* Material for this task *

·····

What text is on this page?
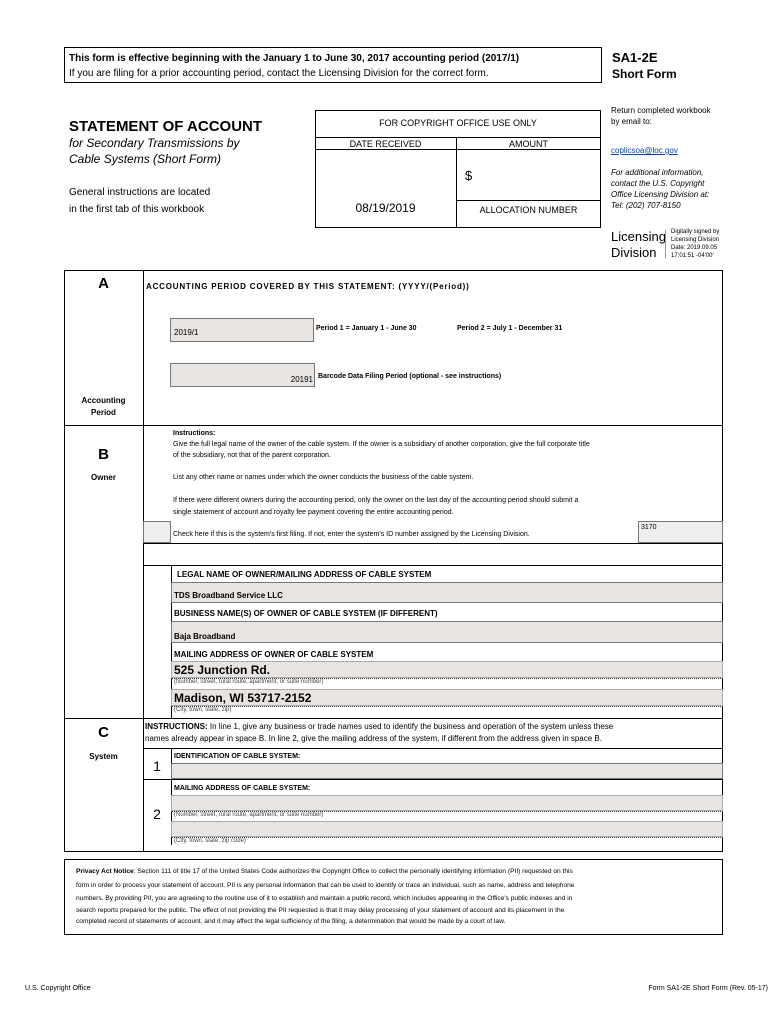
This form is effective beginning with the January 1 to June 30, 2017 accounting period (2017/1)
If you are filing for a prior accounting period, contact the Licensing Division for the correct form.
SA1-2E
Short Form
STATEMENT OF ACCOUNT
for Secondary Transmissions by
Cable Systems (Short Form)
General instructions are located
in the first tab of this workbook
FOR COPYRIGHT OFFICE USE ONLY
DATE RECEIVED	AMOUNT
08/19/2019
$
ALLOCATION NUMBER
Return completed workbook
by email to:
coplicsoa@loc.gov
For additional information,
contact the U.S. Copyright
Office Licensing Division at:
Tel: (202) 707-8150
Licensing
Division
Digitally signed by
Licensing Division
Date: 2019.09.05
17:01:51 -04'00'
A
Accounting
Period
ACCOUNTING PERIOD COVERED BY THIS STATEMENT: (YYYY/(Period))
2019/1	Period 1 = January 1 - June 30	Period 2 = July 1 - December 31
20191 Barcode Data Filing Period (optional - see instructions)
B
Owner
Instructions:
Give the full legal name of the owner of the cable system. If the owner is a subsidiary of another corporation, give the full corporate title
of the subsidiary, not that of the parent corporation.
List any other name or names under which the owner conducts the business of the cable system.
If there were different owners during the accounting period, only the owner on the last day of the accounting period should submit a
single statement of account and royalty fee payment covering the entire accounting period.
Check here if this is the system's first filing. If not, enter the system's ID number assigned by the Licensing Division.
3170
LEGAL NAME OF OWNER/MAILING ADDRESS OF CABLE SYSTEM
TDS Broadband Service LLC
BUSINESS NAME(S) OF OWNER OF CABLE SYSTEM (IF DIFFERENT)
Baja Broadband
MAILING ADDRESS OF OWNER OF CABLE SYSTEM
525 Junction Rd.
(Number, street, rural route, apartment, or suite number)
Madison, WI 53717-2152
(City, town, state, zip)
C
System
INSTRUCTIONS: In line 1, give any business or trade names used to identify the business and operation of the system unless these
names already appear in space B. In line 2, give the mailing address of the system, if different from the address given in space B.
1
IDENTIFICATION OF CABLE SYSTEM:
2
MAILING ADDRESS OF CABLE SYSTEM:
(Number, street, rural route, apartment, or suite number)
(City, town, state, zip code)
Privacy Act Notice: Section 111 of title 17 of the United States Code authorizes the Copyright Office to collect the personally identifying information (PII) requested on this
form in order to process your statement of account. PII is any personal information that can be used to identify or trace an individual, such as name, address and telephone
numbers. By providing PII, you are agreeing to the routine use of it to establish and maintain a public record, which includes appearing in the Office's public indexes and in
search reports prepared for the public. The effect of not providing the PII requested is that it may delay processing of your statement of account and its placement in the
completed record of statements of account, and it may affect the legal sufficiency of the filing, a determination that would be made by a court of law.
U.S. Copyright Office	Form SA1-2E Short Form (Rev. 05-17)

·····

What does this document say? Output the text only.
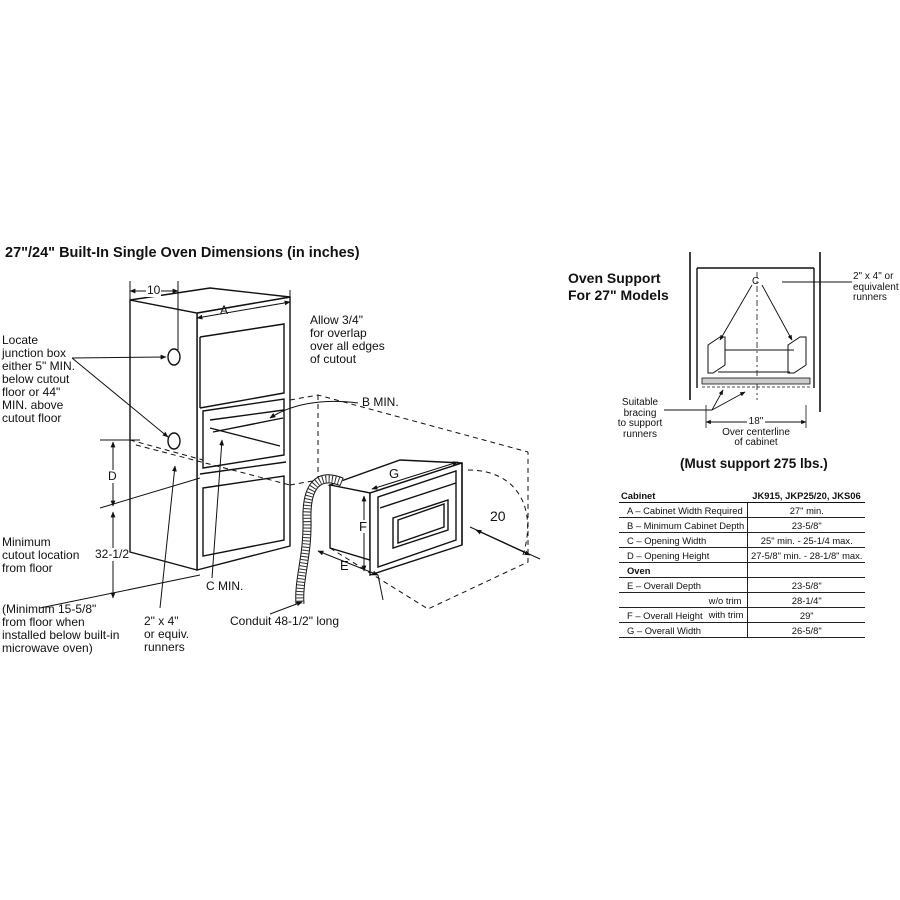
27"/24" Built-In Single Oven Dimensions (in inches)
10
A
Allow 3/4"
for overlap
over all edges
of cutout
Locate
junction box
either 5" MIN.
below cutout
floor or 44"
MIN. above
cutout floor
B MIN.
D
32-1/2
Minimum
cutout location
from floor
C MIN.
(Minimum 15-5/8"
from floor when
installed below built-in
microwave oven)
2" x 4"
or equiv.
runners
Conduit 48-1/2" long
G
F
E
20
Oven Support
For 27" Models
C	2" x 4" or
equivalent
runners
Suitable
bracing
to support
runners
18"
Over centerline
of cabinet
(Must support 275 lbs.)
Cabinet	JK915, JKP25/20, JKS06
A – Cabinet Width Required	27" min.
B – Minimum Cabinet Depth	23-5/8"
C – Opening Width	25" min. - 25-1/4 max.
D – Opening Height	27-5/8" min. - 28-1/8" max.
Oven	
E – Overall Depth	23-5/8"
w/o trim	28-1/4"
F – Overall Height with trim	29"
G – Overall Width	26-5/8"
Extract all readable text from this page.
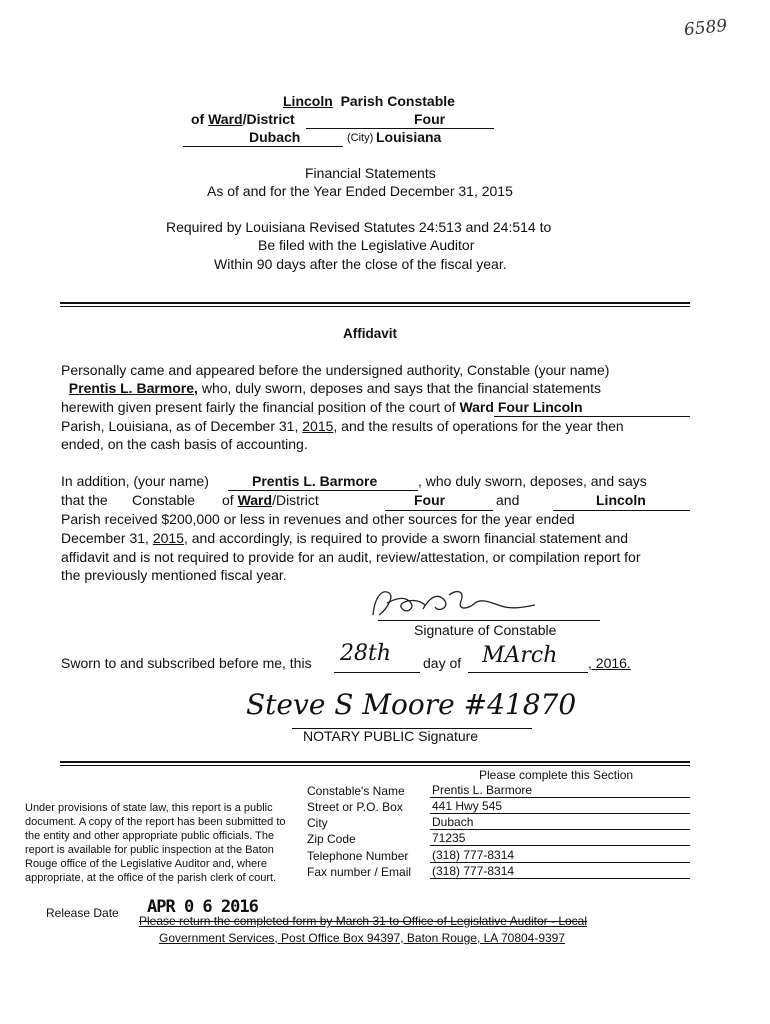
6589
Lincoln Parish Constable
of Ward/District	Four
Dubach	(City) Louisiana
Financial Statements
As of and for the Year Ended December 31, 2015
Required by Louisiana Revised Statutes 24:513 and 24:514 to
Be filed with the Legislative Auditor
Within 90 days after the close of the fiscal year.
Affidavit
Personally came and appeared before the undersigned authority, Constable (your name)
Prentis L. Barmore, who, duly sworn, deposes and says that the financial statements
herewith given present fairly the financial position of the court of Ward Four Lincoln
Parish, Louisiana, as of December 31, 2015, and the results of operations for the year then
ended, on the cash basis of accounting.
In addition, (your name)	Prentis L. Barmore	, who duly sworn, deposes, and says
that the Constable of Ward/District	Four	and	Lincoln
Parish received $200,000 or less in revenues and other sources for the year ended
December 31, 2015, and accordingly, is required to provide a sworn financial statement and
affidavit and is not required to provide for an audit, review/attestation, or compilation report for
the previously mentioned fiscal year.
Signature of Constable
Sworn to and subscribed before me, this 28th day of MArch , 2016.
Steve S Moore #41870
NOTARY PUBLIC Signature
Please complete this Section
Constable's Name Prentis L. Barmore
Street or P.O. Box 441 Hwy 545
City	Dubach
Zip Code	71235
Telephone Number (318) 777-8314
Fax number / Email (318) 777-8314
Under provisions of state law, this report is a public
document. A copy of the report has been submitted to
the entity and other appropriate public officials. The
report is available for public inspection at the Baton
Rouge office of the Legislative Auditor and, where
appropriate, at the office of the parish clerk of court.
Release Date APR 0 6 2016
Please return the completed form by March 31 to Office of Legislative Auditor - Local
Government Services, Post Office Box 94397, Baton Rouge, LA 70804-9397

·····

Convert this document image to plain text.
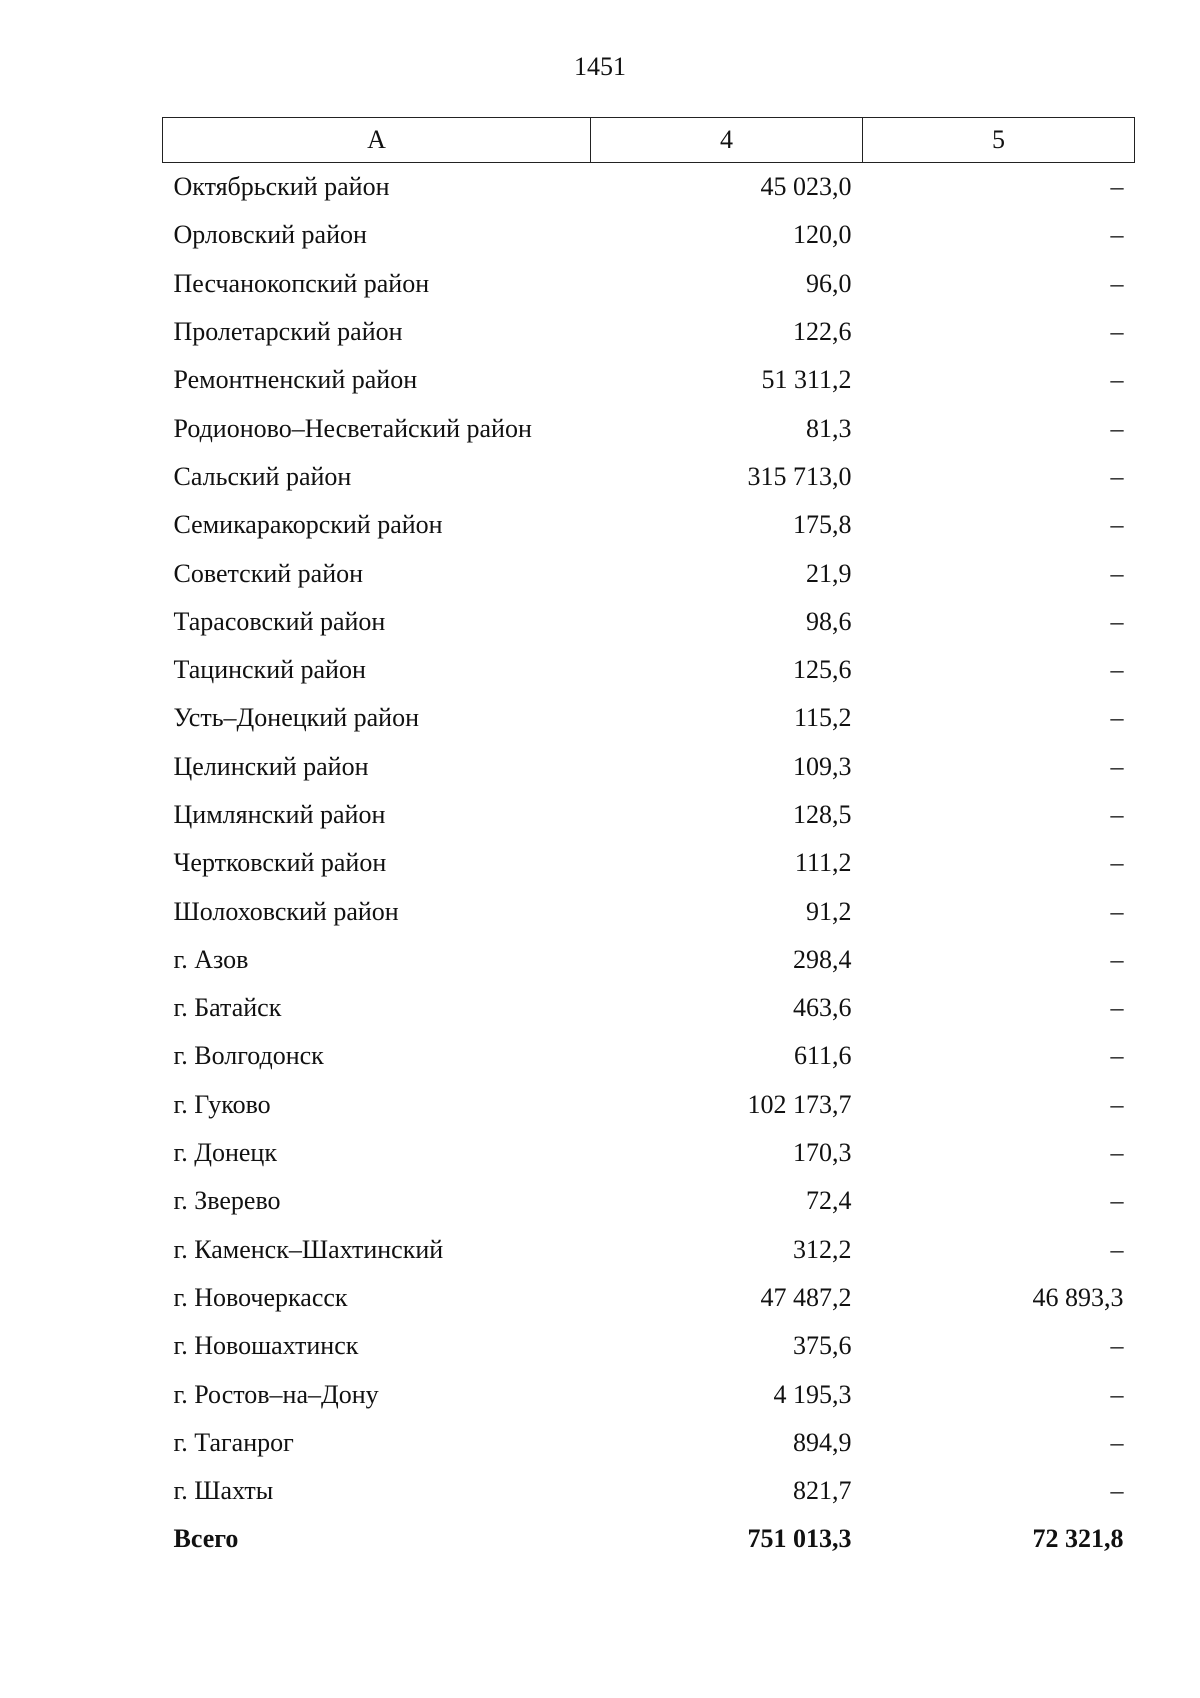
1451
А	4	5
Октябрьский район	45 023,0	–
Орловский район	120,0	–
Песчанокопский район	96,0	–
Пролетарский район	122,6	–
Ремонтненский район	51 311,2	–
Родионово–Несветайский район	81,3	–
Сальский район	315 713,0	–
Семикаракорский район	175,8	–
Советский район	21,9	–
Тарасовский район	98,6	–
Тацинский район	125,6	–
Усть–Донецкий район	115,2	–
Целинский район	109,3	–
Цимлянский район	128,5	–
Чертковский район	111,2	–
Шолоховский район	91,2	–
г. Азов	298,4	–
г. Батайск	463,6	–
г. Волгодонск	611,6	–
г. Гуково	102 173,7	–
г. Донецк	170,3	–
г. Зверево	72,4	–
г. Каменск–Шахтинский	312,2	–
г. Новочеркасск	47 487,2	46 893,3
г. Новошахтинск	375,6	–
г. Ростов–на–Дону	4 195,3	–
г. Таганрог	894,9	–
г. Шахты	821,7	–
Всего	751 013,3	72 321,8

·····

* Goal *
How many lines of these entries contain the string "Signature"? Reply with the number alone.

* Response to this task *
2